____ THE RECORDS
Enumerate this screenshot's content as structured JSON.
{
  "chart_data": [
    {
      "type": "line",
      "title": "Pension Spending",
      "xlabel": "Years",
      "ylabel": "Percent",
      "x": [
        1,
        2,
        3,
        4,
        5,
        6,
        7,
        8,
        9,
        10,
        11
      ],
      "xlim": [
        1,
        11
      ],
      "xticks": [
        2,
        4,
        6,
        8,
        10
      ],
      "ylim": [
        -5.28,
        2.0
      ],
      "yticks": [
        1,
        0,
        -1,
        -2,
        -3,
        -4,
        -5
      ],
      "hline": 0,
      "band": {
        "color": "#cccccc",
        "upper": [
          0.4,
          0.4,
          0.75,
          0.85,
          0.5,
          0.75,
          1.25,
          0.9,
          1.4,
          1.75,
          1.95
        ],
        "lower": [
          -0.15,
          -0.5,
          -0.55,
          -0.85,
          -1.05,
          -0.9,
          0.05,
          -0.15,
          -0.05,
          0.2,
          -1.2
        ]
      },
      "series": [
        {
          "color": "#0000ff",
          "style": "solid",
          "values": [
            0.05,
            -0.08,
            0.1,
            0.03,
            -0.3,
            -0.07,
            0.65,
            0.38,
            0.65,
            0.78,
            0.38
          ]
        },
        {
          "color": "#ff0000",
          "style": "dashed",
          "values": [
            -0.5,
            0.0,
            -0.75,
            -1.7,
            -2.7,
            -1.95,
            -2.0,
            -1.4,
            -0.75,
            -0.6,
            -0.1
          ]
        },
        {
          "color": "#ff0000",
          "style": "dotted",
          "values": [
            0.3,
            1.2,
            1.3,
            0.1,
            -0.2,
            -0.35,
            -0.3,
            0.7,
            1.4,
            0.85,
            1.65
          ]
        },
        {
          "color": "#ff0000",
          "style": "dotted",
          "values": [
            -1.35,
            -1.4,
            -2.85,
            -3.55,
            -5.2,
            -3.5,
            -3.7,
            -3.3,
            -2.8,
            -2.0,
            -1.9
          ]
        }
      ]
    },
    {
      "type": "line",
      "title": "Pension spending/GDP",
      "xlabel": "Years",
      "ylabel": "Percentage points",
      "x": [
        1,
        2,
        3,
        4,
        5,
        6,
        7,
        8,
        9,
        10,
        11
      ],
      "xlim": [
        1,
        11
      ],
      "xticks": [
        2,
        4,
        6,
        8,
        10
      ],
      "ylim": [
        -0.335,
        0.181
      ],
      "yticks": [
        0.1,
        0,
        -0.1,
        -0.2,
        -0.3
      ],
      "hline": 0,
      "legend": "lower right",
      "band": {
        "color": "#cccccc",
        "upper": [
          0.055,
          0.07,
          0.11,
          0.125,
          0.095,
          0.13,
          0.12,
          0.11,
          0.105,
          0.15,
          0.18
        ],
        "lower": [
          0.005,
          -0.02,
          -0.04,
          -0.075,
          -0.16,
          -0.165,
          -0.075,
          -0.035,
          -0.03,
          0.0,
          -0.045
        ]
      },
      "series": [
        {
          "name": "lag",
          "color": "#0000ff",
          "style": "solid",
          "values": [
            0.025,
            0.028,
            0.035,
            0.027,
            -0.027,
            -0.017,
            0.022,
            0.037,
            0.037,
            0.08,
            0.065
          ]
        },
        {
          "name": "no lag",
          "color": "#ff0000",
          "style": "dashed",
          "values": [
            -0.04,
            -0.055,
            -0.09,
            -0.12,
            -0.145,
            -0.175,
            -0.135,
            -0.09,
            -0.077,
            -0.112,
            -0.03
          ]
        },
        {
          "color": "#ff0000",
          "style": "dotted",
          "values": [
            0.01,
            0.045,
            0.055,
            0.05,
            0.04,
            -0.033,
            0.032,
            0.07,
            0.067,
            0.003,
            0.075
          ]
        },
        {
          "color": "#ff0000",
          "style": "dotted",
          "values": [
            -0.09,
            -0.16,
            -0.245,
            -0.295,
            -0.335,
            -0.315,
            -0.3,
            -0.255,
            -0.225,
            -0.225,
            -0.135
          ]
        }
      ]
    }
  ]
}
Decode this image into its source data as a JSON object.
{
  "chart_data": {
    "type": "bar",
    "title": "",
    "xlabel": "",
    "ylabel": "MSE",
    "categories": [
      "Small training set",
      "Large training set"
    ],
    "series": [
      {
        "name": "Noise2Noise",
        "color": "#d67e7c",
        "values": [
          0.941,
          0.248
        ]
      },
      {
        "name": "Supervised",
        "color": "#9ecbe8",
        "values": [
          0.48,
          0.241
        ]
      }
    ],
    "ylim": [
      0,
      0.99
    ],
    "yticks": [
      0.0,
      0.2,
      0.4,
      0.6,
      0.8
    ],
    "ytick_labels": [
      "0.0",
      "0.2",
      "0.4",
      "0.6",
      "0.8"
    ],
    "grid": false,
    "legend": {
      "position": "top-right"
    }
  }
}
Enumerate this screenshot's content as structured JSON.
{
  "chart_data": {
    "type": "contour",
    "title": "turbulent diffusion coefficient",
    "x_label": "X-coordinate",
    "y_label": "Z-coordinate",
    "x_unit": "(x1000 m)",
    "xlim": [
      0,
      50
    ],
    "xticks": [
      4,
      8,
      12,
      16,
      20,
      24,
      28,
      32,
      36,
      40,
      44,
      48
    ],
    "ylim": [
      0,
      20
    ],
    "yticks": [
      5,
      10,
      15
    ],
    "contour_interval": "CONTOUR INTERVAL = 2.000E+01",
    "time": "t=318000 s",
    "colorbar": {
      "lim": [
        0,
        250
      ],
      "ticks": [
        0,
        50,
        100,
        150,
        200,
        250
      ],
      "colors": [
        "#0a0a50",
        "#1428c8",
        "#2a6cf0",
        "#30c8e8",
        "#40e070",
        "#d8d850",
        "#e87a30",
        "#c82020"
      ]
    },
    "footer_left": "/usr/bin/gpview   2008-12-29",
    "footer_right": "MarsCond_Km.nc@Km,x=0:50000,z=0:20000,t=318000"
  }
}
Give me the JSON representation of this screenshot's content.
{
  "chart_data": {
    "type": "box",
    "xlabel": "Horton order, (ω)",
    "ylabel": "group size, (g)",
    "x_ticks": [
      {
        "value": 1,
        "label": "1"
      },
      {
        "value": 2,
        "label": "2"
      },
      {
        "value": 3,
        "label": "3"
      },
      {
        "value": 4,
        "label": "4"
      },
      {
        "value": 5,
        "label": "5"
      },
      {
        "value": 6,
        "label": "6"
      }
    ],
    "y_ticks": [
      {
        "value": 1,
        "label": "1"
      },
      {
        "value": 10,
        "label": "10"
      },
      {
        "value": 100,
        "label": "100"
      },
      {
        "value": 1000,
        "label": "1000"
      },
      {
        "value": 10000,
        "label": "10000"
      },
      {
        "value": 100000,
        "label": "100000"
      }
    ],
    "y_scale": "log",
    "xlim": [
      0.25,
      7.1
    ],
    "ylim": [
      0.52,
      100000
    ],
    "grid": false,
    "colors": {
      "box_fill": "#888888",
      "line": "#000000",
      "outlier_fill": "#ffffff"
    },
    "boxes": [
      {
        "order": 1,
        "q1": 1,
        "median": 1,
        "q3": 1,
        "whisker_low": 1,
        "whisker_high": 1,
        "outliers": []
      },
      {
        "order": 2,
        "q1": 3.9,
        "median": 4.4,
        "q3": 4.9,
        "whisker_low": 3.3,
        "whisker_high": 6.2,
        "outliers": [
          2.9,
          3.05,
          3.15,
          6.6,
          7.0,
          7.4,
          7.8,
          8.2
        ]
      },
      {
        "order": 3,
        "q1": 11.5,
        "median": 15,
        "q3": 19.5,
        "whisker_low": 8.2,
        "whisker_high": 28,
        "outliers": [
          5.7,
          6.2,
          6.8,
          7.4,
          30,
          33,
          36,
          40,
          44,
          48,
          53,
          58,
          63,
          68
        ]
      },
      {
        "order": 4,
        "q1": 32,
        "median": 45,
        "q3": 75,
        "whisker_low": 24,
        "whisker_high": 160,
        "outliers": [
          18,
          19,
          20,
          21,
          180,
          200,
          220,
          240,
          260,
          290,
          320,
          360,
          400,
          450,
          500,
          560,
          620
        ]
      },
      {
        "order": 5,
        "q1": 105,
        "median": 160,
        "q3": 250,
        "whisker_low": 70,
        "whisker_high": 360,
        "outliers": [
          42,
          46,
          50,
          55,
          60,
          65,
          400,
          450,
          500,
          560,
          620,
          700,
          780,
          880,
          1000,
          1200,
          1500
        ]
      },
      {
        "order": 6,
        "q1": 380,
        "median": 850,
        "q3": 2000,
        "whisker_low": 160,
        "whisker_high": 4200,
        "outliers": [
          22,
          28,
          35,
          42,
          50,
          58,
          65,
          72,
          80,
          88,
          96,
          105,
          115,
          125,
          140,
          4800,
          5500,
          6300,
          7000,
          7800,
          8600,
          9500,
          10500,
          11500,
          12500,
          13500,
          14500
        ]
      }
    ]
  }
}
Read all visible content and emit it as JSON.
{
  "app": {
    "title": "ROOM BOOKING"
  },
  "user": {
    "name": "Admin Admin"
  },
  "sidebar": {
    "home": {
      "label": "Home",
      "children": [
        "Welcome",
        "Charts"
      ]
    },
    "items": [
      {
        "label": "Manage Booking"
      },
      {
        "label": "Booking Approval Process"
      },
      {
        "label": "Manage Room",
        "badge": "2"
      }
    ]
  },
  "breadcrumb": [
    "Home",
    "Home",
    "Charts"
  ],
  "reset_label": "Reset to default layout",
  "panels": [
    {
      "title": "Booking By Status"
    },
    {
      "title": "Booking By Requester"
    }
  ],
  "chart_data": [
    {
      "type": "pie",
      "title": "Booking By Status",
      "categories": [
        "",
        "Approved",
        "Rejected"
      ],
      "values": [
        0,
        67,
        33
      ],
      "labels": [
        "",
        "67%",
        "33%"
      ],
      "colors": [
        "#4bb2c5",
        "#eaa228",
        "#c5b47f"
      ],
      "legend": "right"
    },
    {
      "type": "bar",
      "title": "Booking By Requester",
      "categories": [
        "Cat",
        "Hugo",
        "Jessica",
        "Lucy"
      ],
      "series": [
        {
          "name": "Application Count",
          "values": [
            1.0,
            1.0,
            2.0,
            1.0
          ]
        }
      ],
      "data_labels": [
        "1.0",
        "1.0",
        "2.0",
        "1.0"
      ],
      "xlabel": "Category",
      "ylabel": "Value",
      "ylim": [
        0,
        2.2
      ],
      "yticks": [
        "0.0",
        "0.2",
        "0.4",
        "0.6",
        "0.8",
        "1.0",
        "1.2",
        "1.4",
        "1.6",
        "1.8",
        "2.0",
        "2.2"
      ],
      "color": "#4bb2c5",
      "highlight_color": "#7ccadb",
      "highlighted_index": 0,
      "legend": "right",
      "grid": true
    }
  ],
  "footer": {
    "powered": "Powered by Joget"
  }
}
________
GIVEN PROBLEM: Find the lines holding "legend" and list every one.

TASK RESULT:
      "legend": "lower right",
    "legend": {
      "legend": "right"
      "legend": "right",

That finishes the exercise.